Exercise task
Reproduce the lines of the records word for word, starting at the first line and ending with the line that contains "bar bbox=[536, 360, 556, 480]".

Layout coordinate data
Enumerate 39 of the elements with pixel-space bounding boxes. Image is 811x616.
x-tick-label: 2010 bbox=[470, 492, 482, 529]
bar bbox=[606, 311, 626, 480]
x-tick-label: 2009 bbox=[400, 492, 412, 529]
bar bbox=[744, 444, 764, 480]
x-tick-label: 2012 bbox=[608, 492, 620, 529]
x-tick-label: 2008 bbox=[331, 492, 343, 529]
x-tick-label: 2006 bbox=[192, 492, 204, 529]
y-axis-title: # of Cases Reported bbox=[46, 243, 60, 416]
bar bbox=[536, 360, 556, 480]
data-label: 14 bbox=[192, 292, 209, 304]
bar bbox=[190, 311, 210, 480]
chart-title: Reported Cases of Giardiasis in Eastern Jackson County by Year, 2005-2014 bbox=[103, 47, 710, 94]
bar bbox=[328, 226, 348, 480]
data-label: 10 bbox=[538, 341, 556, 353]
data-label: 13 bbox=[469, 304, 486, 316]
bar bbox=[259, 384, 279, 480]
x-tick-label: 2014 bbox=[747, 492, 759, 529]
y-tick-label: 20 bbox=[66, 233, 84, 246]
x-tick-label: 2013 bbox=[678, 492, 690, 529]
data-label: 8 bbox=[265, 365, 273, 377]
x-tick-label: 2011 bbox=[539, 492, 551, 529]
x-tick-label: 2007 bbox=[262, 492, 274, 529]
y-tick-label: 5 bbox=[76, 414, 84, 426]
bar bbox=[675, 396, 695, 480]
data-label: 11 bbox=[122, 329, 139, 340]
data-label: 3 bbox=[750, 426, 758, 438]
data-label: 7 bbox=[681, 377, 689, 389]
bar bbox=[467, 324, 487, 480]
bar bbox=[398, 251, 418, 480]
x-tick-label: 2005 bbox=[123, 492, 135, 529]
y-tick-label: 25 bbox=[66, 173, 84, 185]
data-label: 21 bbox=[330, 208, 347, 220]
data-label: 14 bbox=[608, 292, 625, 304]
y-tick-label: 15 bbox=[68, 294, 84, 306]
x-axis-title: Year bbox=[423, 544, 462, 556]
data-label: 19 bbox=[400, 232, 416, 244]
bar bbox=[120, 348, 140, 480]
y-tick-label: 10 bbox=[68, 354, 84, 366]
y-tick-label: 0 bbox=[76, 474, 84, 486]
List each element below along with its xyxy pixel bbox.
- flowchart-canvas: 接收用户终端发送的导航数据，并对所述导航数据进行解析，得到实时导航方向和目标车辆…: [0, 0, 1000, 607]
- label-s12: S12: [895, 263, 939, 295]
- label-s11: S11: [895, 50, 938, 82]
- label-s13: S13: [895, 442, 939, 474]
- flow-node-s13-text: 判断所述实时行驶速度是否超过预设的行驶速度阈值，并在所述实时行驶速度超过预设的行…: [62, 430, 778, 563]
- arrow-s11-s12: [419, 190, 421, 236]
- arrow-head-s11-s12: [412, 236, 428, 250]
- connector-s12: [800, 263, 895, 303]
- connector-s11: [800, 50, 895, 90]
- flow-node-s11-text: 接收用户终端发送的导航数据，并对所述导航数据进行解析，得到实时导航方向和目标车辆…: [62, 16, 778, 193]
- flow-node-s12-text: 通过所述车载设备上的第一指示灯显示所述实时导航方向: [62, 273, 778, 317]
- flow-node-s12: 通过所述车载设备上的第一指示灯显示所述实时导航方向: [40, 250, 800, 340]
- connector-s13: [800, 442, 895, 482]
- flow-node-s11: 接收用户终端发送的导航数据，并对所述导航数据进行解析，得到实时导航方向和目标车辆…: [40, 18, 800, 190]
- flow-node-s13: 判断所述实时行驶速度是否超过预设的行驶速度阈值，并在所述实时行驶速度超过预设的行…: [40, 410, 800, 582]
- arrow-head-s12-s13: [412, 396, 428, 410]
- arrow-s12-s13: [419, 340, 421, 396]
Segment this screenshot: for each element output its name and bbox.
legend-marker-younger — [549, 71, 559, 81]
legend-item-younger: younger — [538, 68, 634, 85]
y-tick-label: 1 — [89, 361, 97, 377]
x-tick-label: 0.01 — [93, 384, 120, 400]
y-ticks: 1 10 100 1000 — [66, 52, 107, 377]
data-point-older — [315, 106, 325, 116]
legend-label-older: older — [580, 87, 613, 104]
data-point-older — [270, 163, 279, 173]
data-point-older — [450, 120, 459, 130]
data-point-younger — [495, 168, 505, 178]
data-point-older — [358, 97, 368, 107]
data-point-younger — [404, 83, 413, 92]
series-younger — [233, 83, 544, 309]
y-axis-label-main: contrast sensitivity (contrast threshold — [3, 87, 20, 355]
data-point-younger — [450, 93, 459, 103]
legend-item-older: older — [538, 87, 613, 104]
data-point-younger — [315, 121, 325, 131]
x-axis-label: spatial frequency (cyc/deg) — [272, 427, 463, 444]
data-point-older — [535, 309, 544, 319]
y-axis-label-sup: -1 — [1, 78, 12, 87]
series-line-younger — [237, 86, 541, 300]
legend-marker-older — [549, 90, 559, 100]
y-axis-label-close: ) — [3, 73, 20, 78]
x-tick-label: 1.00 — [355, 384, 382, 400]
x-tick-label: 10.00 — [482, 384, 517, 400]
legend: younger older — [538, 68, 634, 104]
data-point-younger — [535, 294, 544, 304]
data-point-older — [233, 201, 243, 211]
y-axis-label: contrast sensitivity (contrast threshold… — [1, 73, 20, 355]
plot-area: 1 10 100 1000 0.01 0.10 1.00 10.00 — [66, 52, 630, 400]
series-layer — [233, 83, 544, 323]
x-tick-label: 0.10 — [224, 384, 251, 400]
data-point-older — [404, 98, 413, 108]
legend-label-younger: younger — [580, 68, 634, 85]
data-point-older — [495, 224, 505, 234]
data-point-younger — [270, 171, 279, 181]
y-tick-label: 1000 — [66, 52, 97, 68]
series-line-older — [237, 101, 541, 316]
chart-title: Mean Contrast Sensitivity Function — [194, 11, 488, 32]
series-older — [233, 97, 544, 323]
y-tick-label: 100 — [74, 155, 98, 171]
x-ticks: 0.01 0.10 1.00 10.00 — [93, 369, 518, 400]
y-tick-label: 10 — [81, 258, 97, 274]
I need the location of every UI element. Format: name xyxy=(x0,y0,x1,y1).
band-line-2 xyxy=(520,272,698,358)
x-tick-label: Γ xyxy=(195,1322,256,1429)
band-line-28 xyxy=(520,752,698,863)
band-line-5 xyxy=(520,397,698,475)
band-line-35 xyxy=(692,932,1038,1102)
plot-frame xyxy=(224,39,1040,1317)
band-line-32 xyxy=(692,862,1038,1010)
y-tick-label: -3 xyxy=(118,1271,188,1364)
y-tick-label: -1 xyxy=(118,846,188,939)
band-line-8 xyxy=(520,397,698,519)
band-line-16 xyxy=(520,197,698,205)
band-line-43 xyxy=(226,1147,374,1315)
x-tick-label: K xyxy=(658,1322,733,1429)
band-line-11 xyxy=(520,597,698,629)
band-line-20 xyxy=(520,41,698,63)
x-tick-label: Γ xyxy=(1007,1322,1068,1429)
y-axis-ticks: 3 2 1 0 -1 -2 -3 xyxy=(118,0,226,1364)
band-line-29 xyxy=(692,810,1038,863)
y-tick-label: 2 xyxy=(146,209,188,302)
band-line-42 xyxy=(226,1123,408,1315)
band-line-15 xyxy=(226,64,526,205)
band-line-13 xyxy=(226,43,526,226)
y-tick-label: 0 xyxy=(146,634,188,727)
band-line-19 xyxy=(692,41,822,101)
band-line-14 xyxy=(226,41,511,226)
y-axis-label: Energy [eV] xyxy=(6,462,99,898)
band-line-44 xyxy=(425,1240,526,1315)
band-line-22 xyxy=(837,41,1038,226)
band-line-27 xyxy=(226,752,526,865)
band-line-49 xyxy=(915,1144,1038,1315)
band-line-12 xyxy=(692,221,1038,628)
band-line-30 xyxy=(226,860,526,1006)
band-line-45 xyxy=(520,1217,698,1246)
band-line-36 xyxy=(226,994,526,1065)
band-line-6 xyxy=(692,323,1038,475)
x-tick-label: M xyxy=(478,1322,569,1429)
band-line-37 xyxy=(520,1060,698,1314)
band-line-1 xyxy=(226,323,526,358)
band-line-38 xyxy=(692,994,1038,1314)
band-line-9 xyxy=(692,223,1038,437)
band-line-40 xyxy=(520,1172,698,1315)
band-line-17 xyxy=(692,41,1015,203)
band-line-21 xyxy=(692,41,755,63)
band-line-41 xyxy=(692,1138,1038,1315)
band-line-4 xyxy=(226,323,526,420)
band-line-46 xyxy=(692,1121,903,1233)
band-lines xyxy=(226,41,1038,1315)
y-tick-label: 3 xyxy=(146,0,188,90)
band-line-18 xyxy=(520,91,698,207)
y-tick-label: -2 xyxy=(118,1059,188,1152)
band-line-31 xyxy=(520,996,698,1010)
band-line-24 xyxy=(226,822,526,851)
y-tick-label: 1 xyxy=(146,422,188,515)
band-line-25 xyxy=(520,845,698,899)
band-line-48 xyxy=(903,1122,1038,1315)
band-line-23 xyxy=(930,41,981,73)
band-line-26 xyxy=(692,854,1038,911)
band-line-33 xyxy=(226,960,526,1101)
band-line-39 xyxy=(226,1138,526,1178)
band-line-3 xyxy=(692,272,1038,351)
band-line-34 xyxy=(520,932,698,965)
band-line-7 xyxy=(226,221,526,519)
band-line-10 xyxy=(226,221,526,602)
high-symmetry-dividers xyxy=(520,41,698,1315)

Exercise response
Enumerate 39 of the elements with pixel-space bounding boxes. Image is 811x616.
x-tick-label: 2010 bbox=[470, 492, 482, 529]
bar bbox=[606, 311, 626, 480]
x-tick-label: 2009 bbox=[400, 492, 412, 529]
bar bbox=[744, 444, 764, 480]
x-tick-label: 2012 bbox=[608, 492, 620, 529]
x-tick-label: 2008 bbox=[331, 492, 343, 529]
x-tick-label: 2006 bbox=[192, 492, 204, 529]
y-axis-title: # of Cases Reported bbox=[46, 243, 60, 416]
bar bbox=[536, 360, 556, 480]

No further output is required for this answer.